What this task involves:
Each record below should be repeated precisely as written.

Recorded data:
•••••

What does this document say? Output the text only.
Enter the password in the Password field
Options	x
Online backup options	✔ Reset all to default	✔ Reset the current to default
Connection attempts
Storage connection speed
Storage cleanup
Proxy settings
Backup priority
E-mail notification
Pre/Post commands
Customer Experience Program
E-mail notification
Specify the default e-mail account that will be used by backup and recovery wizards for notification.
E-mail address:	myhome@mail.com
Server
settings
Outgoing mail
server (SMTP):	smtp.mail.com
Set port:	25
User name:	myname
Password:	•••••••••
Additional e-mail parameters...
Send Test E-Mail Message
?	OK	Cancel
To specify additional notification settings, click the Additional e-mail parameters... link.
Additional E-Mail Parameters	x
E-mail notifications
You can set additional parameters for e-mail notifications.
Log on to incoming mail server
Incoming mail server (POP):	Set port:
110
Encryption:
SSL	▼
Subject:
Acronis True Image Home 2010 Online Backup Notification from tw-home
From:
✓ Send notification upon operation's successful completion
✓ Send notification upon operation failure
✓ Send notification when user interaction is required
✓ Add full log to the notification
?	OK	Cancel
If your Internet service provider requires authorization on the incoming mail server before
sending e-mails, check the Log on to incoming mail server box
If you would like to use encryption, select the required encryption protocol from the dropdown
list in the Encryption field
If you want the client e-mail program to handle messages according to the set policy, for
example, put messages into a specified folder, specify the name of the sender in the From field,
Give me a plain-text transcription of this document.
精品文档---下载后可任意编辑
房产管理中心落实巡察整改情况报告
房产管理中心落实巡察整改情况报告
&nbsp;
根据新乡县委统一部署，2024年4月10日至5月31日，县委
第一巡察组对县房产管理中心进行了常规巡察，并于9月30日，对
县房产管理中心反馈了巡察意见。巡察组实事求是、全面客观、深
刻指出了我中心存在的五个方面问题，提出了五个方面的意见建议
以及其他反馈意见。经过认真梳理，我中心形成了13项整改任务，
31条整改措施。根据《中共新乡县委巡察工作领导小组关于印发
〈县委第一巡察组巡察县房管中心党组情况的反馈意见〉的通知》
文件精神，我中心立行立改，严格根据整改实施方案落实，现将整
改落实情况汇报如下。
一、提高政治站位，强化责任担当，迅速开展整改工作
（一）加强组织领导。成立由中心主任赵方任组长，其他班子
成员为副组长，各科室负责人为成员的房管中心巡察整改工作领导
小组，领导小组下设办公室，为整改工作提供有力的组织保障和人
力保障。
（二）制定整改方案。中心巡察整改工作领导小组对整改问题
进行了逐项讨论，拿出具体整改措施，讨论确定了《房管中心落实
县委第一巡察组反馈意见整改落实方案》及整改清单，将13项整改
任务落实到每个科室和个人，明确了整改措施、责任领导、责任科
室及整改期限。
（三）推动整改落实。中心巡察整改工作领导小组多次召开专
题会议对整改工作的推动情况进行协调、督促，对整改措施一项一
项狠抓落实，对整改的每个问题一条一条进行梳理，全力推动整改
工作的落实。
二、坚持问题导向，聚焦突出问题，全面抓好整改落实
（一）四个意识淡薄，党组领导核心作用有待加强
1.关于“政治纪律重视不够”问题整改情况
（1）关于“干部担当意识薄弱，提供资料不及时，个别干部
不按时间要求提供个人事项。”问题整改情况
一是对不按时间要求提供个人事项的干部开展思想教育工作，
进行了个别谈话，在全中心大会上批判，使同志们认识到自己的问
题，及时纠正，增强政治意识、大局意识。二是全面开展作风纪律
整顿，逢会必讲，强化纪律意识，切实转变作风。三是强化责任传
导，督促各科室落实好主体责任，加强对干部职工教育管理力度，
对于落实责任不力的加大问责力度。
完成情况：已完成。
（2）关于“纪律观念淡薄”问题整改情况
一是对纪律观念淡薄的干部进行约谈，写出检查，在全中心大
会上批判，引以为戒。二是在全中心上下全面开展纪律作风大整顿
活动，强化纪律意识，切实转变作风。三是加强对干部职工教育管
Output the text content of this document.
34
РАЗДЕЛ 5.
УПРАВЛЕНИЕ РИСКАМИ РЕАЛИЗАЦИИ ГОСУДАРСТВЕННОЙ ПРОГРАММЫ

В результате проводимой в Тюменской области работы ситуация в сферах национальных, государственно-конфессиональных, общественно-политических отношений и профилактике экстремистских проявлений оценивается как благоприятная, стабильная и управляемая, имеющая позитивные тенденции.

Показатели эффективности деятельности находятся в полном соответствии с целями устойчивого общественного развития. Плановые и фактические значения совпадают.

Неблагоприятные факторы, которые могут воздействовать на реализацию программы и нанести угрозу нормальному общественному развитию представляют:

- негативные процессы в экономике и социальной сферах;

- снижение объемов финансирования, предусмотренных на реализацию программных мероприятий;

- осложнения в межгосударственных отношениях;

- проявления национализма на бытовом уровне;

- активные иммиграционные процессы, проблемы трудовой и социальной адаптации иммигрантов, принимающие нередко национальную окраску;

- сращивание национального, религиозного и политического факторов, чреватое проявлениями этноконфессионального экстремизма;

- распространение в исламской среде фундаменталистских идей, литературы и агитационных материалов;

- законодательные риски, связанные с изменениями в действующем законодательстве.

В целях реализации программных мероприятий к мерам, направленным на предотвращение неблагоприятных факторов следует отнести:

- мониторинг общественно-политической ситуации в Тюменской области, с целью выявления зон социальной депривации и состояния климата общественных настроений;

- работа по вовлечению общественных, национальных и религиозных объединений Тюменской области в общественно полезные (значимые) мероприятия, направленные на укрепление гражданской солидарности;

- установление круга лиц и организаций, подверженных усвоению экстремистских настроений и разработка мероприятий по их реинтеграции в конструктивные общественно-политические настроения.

•••••

Exercise answer:
What does this document say? Output the text only.
Enter the password in the Password field
Options	x
Online backup options	✔ Reset all to default	✔ Reset the current to default
Connection attempts
Storage connection speed
Storage cleanup
Proxy settings
Backup priority
E-mail notification
Pre/Post commands
Customer Experience Program
E-mail notification
Specify the default e-mail account that will be used by backup and recovery wizards for notification.
E-mail address:	myhome@mail.com
Server
settings
Outgoing mail
server (SMTP):	smtp.mail.com
Set port:	25
User name:	myname
Password:	•••••••••
Additional e-mail parameters...
Send Test E-Mail Message
?	OK	Cancel
To specify additional notification settings, click the Additional e-mail parameters... link.
Additional E-Mail Parameters	x
E-mail notifications
You can set additional parameters for e-mail notifications.
Log on to incoming mail server
Incoming mail server (POP):	Set port:
110
Encryption:
SSL	▼
Subject:
Acronis True Image Home 2010 Online Backup Notification from tw-home
From:
✓ Send notification upon operation's successful completion
✓ Send notification upon operation failure
✓ Send notification when user interaction is required
✓ Add full log to the notification
?	OK	Cancel
If your Internet service provider requires authorization on the incoming mail server before
sending e-mails, check the Log on to incoming mail server box
If you would like to use encryption, select the required encryption protocol from the dropdown
list in the Encryption field
If you want the client e-mail program to handle messages according to the set policy, for
example, put messages into a specified folder, specify the name of the sender in the From field,
Give me a plain-text transcription of this document.
精品文档---下载后可任意编辑
房产管理中心落实巡察整改情况报告
房产管理中心落实巡察整改情况报告
&nbsp;
根据新乡县委统一部署，2024年4月10日至5月31日，县委
第一巡察组对县房产管理中心进行了常规巡察，并于9月30日，对
县房产管理中心反馈了巡察意见。巡察组实事求是、全面客观、深
刻指出了我中心存在的五个方面问题，提出了五个方面的意见建议
以及其他反馈意见。经过认真梳理，我中心形成了13项整改任务，
31条整改措施。根据《中共新乡县委巡察工作领导小组关于印发
〈县委第一巡察组巡察县房管中心党组情况的反馈意见〉的通知》
文件精神，我中心立行立改，严格根据整改实施方案落实，现将整
改落实情况汇报如下。
一、提高政治站位，强化责任担当，迅速开展整改工作
（一）加强组织领导。成立由中心主任赵方任组长，其他班子
成员为副组长，各科室负责人为成员的房管中心巡察整改工作领导
小组，领导小组下设办公室，为整改工作提供有力的组织保障和人
力保障。
（二）制定整改方案。中心巡察整改工作领导小组对整改问题
进行了逐项讨论，拿出具体整改措施，讨论确定了《房管中心落实
县委第一巡察组反馈意见整改落实方案》及整改清单，将13项整改
任务落实到每个科室和个人，明确了整改措施、责任领导、责任科
室及整改期限。
（三）推动整改落实。中心巡察整改工作领导小组多次召开专
题会议对整改工作的推动情况进行协调、督促，对整改措施一项一
项狠抓落实，对整改的每个问题一条一条进行梳理，全力推动整改
工作的落实。
二、坚持问题导向，聚焦突出问题，全面抓好整改落实
（一）四个意识淡薄，党组领导核心作用有待加强
1.关于“政治纪律重视不够”问题整改情况
（1）关于“干部担当意识薄弱，提供资料不及时，个别干部
不按时间要求提供个人事项。”问题整改情况
一是对不按时间要求提供个人事项的干部开展思想教育工作，
进行了个别谈话，在全中心大会上批判，使同志们认识到自己的问
题，及时纠正，增强政治意识、大局意识。二是全面开展作风纪律
整顿，逢会必讲，强化纪律意识，切实转变作风。三是强化责任传
导，督促各科室落实好主体责任，加强对干部职工教育管理力度，
对于落实责任不力的加大问责力度。
完成情况：已完成。
（2）关于“纪律观念淡薄”问题整改情况
一是对纪律观念淡薄的干部进行约谈，写出检查，在全中心大
会上批判，引以为戒。二是在全中心上下全面开展纪律作风大整顿
活动，强化纪律意识，切实转变作风。三是加强对干部职工教育管
Output the text content of this document.
34
РАЗДЕЛ 5.
УПРАВЛЕНИЕ РИСКАМИ РЕАЛИЗАЦИИ ГОСУДАРСТВЕННОЙ ПРОГРАММЫ

В результате проводимой в Тюменской области работы ситуация в сферах национальных, государственно-конфессиональных, общественно-политических отношений и профилактике экстремистских проявлений оценивается как благоприятная, стабильная и управляемая, имеющая позитивные тенденции.

Показатели эффективности деятельности находятся в полном соответствии с целями устойчивого общественного развития. Плановые и фактические значения совпадают.

Неблагоприятные факторы, которые могут воздействовать на реализацию программы и нанести угрозу нормальному общественному развитию представляют:

- негативные процессы в экономике и социальной сферах;

- снижение объемов финансирования, предусмотренных на реализацию программных мероприятий;

- осложнения в межгосударственных отношениях;

- проявления национализма на бытовом уровне;

- активные иммиграционные процессы, проблемы трудовой и социальной адаптации иммигрантов, принимающие нередко национальную окраску;

- сращивание национального, религиозного и политического факторов, чреватое проявлениями этноконфессионального экстремизма;

- распространение в исламской среде фундаменталистских идей, литературы и агитационных материалов;

- законодательные риски, связанные с изменениями в действующем законодательстве.

В целях реализации программных мероприятий к мерам, направленным на предотвращение неблагоприятных факторов следует отнести:

- мониторинг общественно-политической ситуации в Тюменской области, с целью выявления зон социальной депривации и состояния климата общественных настроений;

- работа по вовлечению общественных, национальных и религиозных объединений Тюменской области в общественно полезные (значимые) мероприятия, направленные на укрепление гражданской солидарности;

- установление круга лиц и организаций, подверженных усвоению экстремистских настроений и разработка мероприятий по их реинтеграции в конструктивные общественно-политические настроения.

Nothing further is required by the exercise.